(What to produce) Please transcribe the data below exactly. Leave the pictures out.

Data entries:
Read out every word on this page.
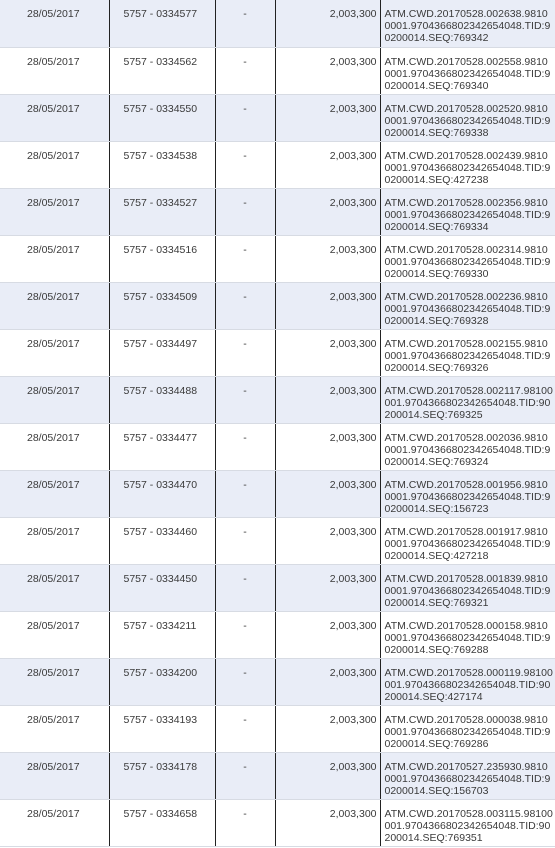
28/05/2017	5757 - 0334577	-	2,003,300	ATM.CWD.20170528.002638.98100001.97043668023426540​48.TID:90200014.SEQ:769342
28/05/2017	5757 - 0334562	-	2,003,300	ATM.CWD.20170528.002558.98100001.9704366802342654048.TID:90200014.SEQ:769340
28/05/2017	5757 - 0334550	-	2,003,300	ATM.CWD.20170528.002520.98100001.9704366802342654048.TID:90200014.SEQ:769338
28/05/2017	5757 - 0334538	-	2,003,300	ATM.CWD.20170528.002439.98100001.9704366802342654048.TID:90200014.SEQ:427238
28/05/2017	5757 - 0334527	-	2,003,300	ATM.CWD.20170528.002356.98100001.9704366802342654048.TID:90200014.SEQ:769334
28/05/2017	5757 - 0334516	-	2,003,300	ATM.CWD.20170528.002314.98100001.9704366802342654048.TID:90200014.SEQ:769330
28/05/2017	5757 - 0334509	-	2,003,300	ATM.CWD.20170528.002236.98100001.9704366802342654048.TID:90200014.SEQ:769328
28/05/2017	5757 - 0334497	-	2,003,300	ATM.CWD.20170528.002155.98100001.9704366802342654048.TID:90200014.SEQ:769326
28/05/2017	5757 - 0334488	-	2,003,300	ATM.CWD.20170528.002117.98100001.9704366802342654048.TID:90200014.SEQ:769325
28/05/2017	5757 - 0334477	-	2,003,300	ATM.CWD.20170528.002036.98100001.9704366802342654048.TID:90200014.SEQ:769324
28/05/2017	5757 - 0334470	-	2,003,300	ATM.CWD.20170528.001956.98100001.9704366802342654048.TID:90200014.SEQ:156723
28/05/2017	5757 - 0334460	-	2,003,300	ATM.CWD.20170528.001917.98100001.9704366802342654048.TID:90200014.SEQ:427218
28/05/2017	5757 - 0334450	-	2,003,300	ATM.CWD.20170528.001839.98100001.9704366802342654048.TID:90200014.SEQ:769321
28/05/2017	5757 - 0334211	-	2,003,300	ATM.CWD.20170528.000158.98100001.9704366802342654048.TID:90200014.SEQ:769288
28/05/2017	5757 - 0334200	-	2,003,300	ATM.CWD.20170528.000119.98100001.9704366802342654048.TID:90200014.SEQ:427174
28/05/2017	5757 - 0334193	-	2,003,300	ATM.CWD.20170528.000038.98100001.9704366802342654048.TID:90200014.SEQ:769286
28/05/2017	5757 - 0334178	-	2,003,300	ATM.CWD.20170527.235930.98100001.9704366802342654048.TID:90200014.SEQ:156703
28/05/2017	5757 - 0334658	-	2,003,300	ATM.CWD.20170528.003115.98100001.9704366802342654048.TID:90200014.SEQ:769351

(Complete answer)
Read out every word on this page.
28/05/2017	5757 - 0334577	-	2,003,300	ATM.CWD.20170528.002638.98100001.97043668023426540​48.TID:90200014.SEQ:769342
28/05/2017	5757 - 0334562	-	2,003,300	ATM.CWD.20170528.002558.98100001.9704366802342654048.TID:90200014.SEQ:769340
28/05/2017	5757 - 0334550	-	2,003,300	ATM.CWD.20170528.002520.98100001.9704366802342654048.TID:90200014.SEQ:769338
28/05/2017	5757 - 0334538	-	2,003,300	ATM.CWD.20170528.002439.98100001.9704366802342654048.TID:90200014.SEQ:427238
28/05/2017	5757 - 0334527	-	2,003,300	ATM.CWD.20170528.002356.98100001.9704366802342654048.TID:90200014.SEQ:769334
28/05/2017	5757 - 0334516	-	2,003,300	ATM.CWD.20170528.002314.98100001.9704366802342654048.TID:90200014.SEQ:769330
28/05/2017	5757 - 0334509	-	2,003,300	ATM.CWD.20170528.002236.98100001.9704366802342654048.TID:90200014.SEQ:769328
28/05/2017	5757 - 0334497	-	2,003,300	ATM.CWD.20170528.002155.98100001.9704366802342654048.TID:90200014.SEQ:769326
28/05/2017	5757 - 0334488	-	2,003,300	ATM.CWD.20170528.002117.98100001.9704366802342654048.TID:90200014.SEQ:769325
28/05/2017	5757 - 0334477	-	2,003,300	ATM.CWD.20170528.002036.98100001.9704366802342654048.TID:90200014.SEQ:769324
28/05/2017	5757 - 0334470	-	2,003,300	ATM.CWD.20170528.001956.98100001.9704366802342654048.TID:90200014.SEQ:156723
28/05/2017	5757 - 0334460	-	2,003,300	ATM.CWD.20170528.001917.98100001.9704366802342654048.TID:90200014.SEQ:427218
28/05/2017	5757 - 0334450	-	2,003,300	ATM.CWD.20170528.001839.98100001.9704366802342654048.TID:90200014.SEQ:769321
28/05/2017	5757 - 0334211	-	2,003,300	ATM.CWD.20170528.000158.98100001.9704366802342654048.TID:90200014.SEQ:769288
28/05/2017	5757 - 0334200	-	2,003,300	ATM.CWD.20170528.000119.98100001.9704366802342654048.TID:90200014.SEQ:427174
28/05/2017	5757 - 0334193	-	2,003,300	ATM.CWD.20170528.000038.98100001.9704366802342654048.TID:90200014.SEQ:769286
28/05/2017	5757 - 0334178	-	2,003,300	ATM.CWD.20170527.235930.98100001.9704366802342654048.TID:90200014.SEQ:156703
28/05/2017	5757 - 0334658	-	2,003,300	ATM.CWD.20170528.003115.98100001.9704366802342654048.TID:90200014.SEQ:769351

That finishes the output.